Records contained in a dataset
◇ ◇ ◇ ◇ ◇
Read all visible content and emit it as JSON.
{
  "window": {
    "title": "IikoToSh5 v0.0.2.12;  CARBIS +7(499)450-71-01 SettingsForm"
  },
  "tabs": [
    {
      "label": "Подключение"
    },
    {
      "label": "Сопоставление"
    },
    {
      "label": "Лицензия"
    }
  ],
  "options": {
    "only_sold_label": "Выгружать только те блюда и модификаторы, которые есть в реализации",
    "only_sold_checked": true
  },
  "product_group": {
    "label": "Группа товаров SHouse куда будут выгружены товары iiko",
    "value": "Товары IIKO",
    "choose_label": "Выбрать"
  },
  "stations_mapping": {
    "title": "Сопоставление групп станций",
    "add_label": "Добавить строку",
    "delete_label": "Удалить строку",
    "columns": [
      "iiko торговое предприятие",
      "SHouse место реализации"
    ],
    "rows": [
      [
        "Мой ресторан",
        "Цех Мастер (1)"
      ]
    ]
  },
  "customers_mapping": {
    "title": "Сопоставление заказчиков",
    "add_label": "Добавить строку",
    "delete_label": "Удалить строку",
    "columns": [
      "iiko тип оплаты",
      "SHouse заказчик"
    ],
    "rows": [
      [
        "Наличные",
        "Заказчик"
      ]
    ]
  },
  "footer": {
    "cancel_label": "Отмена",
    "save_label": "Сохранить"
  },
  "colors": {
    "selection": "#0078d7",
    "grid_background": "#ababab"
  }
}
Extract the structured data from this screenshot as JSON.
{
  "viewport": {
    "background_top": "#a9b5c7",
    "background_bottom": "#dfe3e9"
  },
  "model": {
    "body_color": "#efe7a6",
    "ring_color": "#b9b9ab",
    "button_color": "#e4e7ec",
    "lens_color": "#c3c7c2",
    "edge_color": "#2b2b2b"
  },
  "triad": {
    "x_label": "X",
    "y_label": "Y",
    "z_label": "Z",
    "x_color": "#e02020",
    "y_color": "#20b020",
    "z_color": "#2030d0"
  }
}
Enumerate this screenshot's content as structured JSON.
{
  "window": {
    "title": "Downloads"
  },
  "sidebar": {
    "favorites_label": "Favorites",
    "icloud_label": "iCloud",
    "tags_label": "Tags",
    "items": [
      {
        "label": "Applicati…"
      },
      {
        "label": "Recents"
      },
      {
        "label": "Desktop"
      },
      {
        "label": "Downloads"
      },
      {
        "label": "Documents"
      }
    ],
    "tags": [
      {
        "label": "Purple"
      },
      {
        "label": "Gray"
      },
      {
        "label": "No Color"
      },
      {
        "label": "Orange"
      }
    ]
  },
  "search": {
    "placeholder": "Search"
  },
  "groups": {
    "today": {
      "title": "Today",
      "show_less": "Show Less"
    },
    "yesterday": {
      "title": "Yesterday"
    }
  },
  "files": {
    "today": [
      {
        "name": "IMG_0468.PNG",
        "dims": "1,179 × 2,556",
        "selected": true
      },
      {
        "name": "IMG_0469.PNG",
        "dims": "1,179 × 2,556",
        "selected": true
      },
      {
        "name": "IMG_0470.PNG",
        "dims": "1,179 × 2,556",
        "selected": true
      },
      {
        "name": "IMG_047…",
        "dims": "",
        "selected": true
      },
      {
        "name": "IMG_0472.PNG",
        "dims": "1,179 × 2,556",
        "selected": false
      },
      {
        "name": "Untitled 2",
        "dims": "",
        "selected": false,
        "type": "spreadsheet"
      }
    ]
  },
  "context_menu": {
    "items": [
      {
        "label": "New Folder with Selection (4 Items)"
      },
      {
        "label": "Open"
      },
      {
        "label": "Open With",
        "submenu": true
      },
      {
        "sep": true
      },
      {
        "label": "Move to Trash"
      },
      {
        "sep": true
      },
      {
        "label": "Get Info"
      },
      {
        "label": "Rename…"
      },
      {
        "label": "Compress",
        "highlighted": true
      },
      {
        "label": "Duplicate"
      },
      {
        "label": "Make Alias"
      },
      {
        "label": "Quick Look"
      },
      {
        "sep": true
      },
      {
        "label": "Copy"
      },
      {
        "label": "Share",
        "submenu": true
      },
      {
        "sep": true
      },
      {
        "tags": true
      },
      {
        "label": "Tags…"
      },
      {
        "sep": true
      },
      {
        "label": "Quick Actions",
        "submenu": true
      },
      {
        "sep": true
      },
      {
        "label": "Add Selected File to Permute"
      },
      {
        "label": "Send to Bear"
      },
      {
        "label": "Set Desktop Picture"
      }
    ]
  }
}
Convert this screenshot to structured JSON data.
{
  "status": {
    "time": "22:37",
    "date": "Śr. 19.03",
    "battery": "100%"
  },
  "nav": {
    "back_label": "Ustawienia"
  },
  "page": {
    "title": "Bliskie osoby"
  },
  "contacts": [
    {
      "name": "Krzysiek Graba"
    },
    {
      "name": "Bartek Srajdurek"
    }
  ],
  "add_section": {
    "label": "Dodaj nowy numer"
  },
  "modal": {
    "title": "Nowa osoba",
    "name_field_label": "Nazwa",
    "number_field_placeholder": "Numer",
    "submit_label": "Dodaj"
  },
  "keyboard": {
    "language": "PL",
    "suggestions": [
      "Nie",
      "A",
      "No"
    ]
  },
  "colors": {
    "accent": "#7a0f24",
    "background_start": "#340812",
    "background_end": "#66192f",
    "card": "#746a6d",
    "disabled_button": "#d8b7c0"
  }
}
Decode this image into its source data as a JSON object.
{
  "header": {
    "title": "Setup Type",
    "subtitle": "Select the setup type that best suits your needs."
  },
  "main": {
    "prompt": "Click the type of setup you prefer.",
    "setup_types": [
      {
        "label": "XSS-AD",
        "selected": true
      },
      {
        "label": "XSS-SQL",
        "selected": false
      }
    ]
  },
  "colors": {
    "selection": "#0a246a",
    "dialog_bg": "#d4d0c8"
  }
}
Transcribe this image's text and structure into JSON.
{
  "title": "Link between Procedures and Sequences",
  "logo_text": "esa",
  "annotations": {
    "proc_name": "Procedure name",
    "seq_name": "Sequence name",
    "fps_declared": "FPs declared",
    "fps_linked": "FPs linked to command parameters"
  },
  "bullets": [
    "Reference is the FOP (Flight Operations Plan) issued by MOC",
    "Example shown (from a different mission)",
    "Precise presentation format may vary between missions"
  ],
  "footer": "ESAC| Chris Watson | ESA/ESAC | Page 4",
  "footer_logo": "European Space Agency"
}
◇ ◇ ◇ ◇ ◇
Exercise details: Report how many lines of the records above contain the word "between", giving only the number.

In response: 2